Stored dataset items:

════════

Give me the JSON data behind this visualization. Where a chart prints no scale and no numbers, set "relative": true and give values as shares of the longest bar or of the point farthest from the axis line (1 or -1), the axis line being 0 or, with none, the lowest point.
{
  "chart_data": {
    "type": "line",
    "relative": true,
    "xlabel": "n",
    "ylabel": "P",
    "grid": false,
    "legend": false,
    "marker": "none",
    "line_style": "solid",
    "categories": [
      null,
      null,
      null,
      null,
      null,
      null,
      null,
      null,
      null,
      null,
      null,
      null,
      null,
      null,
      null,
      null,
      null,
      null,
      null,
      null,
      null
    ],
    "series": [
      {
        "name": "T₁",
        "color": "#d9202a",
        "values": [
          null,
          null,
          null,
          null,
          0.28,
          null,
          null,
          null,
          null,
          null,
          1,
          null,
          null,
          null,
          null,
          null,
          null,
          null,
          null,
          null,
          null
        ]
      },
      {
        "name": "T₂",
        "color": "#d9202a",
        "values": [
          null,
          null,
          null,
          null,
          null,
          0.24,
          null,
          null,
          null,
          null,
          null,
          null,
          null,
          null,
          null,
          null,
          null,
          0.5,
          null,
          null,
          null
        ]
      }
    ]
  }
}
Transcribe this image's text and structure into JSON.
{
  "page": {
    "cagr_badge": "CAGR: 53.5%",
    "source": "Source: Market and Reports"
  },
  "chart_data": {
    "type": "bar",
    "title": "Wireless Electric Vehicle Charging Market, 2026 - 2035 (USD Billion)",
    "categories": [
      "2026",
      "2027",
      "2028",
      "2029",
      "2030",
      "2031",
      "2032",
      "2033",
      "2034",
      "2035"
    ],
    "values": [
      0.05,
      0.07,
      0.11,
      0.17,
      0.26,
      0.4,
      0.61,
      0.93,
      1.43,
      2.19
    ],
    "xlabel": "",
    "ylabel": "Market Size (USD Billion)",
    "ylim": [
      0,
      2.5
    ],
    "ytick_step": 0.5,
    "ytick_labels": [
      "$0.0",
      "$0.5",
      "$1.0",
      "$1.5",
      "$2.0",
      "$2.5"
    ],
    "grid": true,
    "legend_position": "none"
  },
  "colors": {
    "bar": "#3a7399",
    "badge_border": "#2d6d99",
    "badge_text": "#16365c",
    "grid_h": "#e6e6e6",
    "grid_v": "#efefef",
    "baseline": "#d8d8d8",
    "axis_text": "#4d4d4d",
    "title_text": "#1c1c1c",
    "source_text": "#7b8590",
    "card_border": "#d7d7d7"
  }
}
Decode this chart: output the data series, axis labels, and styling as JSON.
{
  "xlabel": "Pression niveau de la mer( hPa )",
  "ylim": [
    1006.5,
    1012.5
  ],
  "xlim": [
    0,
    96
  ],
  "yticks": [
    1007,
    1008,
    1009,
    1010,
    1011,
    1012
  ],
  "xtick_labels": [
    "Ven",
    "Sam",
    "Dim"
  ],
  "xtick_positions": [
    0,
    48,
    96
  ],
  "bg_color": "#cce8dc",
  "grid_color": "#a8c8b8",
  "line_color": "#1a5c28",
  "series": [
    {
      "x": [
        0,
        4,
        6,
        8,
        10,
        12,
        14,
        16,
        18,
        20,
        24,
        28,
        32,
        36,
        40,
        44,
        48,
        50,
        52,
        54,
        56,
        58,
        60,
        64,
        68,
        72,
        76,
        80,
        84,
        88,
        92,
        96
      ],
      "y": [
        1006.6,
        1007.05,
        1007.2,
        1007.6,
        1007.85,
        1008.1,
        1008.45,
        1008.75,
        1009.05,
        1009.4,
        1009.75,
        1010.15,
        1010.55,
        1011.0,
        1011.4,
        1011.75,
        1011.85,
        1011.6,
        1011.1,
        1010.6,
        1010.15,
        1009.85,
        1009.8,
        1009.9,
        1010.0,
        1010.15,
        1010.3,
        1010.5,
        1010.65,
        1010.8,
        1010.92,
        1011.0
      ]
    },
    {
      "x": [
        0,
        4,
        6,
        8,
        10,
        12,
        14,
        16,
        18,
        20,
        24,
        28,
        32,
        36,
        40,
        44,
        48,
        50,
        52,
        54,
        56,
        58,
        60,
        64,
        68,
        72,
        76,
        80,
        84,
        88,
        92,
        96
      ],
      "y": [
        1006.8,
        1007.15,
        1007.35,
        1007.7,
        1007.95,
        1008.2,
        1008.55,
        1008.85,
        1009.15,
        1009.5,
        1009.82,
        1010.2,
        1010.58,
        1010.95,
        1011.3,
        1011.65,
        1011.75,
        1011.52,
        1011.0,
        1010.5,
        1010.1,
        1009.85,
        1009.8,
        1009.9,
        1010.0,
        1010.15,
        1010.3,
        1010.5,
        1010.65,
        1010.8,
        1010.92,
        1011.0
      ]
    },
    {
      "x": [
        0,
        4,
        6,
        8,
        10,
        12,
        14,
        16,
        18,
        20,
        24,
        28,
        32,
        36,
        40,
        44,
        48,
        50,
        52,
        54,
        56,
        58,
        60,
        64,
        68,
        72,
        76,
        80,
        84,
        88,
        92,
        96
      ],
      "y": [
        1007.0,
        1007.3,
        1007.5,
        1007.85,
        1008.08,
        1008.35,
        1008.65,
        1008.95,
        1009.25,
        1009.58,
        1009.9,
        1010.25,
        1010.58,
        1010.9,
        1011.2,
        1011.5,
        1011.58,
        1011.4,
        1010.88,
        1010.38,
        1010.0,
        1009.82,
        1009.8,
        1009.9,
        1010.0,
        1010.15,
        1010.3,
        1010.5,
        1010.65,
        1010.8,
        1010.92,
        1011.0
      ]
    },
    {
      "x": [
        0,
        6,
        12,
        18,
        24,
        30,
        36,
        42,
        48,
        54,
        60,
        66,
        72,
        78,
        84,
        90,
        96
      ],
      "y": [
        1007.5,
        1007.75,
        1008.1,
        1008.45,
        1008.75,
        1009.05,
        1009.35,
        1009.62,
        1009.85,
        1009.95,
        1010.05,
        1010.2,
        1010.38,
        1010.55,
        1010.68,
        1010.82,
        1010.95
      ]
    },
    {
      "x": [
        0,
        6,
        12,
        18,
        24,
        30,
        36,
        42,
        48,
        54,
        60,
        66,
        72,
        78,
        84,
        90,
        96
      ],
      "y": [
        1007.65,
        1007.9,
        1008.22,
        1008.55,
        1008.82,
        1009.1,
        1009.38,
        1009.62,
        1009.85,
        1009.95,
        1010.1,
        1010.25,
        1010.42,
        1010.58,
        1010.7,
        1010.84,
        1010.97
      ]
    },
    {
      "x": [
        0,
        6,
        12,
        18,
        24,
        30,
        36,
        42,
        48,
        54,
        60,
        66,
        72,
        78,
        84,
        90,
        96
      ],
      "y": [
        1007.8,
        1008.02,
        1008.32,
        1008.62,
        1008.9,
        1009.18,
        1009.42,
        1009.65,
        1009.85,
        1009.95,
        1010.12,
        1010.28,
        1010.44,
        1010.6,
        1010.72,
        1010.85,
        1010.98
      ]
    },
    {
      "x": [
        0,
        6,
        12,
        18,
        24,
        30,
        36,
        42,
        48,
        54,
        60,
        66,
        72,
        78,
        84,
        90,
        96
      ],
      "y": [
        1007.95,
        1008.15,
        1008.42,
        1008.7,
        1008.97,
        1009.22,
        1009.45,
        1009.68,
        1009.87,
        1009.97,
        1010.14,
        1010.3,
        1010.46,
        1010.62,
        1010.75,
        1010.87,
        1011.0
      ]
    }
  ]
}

════════

→ What you should do: Among the lines of the material, find those that hold the word "ylabel" and copy them.

→ Written answer:
    "ylabel": "P",
    "ylabel": "Market Size (USD Billion)",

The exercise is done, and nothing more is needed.